## ROWS

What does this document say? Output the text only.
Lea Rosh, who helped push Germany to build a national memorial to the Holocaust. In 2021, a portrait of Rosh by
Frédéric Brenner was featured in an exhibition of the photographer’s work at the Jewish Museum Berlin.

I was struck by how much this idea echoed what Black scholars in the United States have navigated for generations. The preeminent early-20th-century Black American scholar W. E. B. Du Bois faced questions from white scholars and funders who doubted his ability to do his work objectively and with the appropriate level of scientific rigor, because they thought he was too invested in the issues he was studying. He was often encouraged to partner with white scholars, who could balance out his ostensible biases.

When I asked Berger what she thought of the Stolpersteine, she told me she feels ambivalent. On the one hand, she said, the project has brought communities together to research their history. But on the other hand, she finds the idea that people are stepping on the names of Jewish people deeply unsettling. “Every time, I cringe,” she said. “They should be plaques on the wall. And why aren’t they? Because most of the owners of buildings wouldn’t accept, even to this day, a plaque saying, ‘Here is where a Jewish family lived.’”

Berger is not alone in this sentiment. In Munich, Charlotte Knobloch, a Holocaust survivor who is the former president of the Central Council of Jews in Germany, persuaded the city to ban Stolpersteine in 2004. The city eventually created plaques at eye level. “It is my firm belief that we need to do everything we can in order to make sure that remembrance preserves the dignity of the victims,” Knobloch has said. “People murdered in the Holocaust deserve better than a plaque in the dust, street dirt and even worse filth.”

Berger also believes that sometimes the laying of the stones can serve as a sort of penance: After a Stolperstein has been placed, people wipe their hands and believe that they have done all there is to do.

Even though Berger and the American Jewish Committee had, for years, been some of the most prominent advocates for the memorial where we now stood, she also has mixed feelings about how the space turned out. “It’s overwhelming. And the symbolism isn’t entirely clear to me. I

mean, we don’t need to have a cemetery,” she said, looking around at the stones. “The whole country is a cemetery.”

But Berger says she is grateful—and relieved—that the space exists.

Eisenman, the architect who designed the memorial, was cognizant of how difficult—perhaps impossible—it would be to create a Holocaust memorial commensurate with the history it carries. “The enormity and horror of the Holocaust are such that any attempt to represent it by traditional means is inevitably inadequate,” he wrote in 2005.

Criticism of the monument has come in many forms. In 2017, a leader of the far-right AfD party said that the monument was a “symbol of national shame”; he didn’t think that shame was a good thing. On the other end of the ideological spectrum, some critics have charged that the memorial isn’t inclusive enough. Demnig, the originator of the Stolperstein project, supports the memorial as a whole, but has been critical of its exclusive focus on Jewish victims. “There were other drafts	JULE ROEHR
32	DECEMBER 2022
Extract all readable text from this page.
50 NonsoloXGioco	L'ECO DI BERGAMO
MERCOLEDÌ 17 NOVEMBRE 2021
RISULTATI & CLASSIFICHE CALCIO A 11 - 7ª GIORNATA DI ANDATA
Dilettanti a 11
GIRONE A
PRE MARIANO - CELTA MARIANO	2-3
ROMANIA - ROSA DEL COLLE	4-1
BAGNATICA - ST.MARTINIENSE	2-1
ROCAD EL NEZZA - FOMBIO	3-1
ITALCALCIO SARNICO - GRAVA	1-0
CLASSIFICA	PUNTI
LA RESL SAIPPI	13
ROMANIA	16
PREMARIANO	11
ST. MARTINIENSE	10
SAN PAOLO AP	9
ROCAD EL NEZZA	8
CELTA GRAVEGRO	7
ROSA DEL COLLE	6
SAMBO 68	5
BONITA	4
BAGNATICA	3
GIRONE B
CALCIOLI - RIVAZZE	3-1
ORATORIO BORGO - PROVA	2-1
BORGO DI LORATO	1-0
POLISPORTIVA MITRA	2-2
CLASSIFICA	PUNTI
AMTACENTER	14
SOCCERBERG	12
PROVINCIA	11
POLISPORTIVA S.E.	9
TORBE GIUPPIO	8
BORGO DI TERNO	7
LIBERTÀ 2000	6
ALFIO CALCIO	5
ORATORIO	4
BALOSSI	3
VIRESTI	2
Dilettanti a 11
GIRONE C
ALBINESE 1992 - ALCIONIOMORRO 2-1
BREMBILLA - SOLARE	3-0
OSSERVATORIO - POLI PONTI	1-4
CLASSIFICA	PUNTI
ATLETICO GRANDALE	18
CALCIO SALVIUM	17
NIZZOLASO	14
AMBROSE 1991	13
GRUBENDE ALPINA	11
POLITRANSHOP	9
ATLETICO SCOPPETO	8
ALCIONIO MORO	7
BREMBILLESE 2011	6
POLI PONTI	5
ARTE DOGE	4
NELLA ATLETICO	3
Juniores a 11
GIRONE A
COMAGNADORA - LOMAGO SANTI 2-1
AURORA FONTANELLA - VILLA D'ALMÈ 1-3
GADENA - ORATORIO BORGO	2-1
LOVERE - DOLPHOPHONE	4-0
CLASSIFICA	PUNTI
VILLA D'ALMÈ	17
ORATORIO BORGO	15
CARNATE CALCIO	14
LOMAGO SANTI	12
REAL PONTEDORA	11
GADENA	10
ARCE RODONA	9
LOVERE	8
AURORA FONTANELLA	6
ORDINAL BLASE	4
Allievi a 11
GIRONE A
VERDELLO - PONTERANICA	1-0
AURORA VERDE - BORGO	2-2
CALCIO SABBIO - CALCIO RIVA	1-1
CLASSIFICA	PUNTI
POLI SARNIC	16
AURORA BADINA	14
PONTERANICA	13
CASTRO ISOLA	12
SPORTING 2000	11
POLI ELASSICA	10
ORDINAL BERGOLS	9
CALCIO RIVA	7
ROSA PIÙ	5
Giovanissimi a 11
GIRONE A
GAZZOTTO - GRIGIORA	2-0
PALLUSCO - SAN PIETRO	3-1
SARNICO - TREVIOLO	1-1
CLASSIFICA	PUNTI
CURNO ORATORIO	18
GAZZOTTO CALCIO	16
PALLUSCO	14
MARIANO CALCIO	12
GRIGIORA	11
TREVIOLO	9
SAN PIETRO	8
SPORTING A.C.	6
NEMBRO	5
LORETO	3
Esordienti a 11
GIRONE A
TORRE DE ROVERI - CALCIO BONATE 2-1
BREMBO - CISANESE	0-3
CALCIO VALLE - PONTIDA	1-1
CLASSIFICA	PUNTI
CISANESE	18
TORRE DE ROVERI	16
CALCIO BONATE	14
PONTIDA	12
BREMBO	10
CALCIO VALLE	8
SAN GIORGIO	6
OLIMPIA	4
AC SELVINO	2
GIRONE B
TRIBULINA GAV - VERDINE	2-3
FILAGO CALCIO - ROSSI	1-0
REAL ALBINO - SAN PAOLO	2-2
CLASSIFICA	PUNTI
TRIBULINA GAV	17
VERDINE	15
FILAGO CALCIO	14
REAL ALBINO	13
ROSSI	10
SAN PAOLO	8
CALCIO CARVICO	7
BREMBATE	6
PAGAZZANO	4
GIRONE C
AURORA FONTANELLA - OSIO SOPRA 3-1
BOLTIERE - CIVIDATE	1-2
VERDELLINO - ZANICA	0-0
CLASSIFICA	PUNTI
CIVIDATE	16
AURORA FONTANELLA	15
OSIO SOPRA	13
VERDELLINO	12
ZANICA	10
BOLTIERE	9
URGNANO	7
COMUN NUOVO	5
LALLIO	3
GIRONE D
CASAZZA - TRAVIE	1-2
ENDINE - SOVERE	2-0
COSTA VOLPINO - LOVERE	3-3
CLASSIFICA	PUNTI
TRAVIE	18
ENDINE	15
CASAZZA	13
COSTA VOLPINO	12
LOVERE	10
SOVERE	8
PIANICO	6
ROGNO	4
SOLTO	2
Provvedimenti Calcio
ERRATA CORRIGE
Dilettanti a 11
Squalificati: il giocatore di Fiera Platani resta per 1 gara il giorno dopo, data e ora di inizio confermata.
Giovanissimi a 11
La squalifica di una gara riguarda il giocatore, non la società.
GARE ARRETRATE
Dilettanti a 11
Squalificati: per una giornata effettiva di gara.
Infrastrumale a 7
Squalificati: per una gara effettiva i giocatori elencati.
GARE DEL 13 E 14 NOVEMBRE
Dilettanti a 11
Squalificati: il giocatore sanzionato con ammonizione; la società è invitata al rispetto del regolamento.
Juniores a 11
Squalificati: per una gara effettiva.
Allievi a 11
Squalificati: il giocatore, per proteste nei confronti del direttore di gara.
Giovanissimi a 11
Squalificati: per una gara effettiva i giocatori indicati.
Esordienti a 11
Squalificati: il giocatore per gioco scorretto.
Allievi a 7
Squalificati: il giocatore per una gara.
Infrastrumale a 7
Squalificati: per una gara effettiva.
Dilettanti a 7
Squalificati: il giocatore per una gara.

## YOUR GOAL
Return every line above that contains the word "also".

## ANSWER TO THE TASK
Berger also believes that sometimes the laying of the stones can serve as a sort of penance: After a Stolperstein has been placed, people wipe their hands and believe that they have done all there is to do.
Even though Berger and the American Jewish Committee had, for years, been some of the most prominent advocates for the memorial where we now stood, she also has mixed feelings about how the space turned out. “It’s overwhelming. And the symbolism isn’t entirely clear to me. I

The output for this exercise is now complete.